start

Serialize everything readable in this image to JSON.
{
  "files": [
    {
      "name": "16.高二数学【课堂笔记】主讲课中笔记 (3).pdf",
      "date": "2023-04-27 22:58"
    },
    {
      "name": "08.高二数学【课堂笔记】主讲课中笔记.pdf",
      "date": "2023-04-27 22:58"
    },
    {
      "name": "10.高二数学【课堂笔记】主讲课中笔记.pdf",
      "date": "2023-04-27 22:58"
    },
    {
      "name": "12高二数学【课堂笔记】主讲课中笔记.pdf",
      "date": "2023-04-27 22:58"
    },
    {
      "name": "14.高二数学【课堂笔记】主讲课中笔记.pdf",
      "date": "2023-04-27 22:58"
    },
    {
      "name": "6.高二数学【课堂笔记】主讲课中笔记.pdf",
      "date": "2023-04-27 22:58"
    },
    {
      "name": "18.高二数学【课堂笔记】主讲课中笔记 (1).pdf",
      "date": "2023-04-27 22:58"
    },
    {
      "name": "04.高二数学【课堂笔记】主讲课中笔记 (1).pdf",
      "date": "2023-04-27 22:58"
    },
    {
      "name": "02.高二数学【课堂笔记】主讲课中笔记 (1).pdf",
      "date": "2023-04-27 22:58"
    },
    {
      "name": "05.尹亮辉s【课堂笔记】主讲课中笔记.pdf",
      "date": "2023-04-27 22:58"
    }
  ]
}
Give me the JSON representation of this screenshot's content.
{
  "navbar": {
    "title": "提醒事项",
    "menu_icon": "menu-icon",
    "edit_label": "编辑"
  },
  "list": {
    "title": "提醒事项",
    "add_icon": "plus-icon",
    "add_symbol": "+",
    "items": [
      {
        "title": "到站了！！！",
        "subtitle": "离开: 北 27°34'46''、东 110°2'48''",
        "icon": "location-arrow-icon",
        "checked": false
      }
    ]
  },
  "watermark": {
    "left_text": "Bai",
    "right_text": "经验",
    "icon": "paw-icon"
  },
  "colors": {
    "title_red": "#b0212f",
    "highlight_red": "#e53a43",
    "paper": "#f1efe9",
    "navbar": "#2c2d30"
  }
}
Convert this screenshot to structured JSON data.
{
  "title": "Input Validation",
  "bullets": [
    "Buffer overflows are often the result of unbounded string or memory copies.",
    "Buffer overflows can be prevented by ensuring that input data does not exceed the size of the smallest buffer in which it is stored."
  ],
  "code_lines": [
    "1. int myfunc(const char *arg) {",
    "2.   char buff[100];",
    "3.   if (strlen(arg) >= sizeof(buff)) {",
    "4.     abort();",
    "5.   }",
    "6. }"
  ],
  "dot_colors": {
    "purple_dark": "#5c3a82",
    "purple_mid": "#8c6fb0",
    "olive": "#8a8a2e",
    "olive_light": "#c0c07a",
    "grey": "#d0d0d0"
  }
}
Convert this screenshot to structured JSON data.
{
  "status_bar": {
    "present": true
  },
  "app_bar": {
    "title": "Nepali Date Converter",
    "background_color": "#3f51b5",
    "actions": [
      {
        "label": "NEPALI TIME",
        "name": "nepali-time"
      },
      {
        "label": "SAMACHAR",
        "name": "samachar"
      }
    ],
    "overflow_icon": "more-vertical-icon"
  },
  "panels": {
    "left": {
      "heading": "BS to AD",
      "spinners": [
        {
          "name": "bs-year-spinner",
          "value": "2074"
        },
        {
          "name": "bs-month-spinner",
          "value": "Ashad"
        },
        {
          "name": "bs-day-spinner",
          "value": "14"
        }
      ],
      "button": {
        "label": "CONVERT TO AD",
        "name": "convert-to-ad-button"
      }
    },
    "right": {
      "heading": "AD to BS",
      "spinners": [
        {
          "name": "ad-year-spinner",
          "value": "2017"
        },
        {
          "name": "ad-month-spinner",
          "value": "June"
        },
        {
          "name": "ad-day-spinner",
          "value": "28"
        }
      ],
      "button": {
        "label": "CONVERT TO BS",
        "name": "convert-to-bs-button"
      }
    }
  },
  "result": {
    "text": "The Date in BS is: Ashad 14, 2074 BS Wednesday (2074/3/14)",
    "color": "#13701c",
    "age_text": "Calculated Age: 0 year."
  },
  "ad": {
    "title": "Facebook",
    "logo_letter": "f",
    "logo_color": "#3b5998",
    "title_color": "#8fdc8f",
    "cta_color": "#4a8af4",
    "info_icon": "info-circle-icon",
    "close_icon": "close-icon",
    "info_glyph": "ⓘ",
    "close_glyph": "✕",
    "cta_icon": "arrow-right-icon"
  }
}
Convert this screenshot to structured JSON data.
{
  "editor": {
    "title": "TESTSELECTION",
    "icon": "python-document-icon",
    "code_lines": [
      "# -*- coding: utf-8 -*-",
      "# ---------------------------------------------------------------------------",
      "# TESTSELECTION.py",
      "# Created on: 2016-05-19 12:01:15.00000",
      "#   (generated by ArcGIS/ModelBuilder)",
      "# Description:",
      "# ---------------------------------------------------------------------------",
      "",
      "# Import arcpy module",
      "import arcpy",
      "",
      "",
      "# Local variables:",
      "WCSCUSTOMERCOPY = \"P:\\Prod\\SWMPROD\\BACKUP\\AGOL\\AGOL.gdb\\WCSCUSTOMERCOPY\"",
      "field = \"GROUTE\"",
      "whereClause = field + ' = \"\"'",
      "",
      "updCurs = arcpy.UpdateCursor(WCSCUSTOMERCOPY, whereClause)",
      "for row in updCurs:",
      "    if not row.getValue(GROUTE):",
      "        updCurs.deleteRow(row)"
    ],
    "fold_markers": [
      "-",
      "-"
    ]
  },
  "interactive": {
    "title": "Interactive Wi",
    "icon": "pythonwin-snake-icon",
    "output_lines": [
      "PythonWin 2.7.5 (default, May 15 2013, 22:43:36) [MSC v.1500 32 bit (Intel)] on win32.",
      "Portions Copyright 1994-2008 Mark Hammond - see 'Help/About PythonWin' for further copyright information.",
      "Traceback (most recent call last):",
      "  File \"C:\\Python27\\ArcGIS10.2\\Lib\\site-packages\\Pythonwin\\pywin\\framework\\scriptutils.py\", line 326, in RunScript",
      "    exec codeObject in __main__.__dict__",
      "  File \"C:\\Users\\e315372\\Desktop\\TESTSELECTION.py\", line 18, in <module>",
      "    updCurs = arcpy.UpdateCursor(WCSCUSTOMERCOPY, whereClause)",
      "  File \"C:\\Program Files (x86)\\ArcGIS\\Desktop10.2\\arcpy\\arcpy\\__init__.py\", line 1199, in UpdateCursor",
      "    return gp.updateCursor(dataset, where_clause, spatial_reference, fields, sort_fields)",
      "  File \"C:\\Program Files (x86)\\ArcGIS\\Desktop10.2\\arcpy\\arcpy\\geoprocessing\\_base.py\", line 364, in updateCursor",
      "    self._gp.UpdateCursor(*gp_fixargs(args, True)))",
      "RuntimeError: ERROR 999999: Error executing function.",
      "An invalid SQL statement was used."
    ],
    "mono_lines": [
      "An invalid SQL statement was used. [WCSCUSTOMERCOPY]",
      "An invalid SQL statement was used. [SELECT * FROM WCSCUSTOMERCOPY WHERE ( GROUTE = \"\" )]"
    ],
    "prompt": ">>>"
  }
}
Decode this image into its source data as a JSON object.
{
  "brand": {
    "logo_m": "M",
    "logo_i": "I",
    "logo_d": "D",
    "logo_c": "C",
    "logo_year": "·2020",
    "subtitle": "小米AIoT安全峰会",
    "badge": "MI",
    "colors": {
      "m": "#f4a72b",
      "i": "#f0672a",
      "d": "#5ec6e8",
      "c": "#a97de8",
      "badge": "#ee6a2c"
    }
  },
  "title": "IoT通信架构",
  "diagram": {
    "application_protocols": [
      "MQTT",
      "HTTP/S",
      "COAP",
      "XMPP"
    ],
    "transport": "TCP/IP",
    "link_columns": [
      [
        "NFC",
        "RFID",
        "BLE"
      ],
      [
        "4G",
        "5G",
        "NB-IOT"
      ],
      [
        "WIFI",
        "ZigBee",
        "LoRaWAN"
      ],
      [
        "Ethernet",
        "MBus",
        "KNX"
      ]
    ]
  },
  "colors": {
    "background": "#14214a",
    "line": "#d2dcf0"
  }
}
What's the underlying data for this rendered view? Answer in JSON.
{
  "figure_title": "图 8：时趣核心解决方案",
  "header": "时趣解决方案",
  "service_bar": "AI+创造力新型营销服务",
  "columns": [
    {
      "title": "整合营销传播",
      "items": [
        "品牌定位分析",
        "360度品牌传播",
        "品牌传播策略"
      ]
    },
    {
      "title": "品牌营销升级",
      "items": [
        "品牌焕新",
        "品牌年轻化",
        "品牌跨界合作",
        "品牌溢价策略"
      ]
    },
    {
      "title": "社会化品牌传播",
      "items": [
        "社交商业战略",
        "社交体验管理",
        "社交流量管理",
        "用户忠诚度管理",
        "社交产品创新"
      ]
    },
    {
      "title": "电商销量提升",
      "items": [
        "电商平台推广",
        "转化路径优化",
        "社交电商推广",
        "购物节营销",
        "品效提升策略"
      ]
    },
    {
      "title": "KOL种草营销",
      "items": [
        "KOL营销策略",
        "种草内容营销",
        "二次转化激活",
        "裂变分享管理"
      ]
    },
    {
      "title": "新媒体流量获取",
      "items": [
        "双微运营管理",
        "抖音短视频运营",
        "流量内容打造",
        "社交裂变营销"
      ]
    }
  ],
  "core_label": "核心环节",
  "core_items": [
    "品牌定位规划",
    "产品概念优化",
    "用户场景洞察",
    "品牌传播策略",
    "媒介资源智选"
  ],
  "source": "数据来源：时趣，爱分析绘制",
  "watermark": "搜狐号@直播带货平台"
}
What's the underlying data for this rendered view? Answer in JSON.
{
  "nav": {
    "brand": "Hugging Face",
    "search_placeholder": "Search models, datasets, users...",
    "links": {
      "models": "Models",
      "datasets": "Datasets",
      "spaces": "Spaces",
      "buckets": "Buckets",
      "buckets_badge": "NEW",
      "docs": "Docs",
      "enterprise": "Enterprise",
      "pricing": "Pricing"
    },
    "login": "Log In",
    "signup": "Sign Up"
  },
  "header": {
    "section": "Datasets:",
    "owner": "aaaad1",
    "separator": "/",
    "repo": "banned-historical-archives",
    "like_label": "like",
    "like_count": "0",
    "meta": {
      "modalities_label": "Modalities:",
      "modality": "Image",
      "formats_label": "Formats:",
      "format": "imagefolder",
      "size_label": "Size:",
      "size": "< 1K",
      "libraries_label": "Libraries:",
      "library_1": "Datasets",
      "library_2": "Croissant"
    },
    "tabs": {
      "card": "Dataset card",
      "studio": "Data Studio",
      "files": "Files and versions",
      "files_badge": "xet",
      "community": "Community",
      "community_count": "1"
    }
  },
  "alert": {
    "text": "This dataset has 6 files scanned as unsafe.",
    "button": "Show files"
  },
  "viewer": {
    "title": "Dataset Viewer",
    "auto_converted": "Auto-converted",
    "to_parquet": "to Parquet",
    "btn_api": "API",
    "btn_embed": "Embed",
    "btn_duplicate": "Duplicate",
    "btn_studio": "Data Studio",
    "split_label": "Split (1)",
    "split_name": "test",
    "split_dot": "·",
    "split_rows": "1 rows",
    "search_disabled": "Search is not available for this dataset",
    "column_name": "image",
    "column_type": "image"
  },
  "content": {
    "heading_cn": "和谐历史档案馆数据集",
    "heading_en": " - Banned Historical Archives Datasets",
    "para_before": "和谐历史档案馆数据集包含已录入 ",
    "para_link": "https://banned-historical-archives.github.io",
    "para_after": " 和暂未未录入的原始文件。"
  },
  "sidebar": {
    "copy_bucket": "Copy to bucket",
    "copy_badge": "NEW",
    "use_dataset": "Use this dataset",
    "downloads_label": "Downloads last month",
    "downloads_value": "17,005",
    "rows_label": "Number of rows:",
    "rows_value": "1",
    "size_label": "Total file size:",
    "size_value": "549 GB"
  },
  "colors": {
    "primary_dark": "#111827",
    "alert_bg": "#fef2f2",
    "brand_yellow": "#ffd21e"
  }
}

end

**GIVEN REQUEST**
Return only the count of lines in the records that hold the word "icon".

**EXERCISE SOLUTION**
10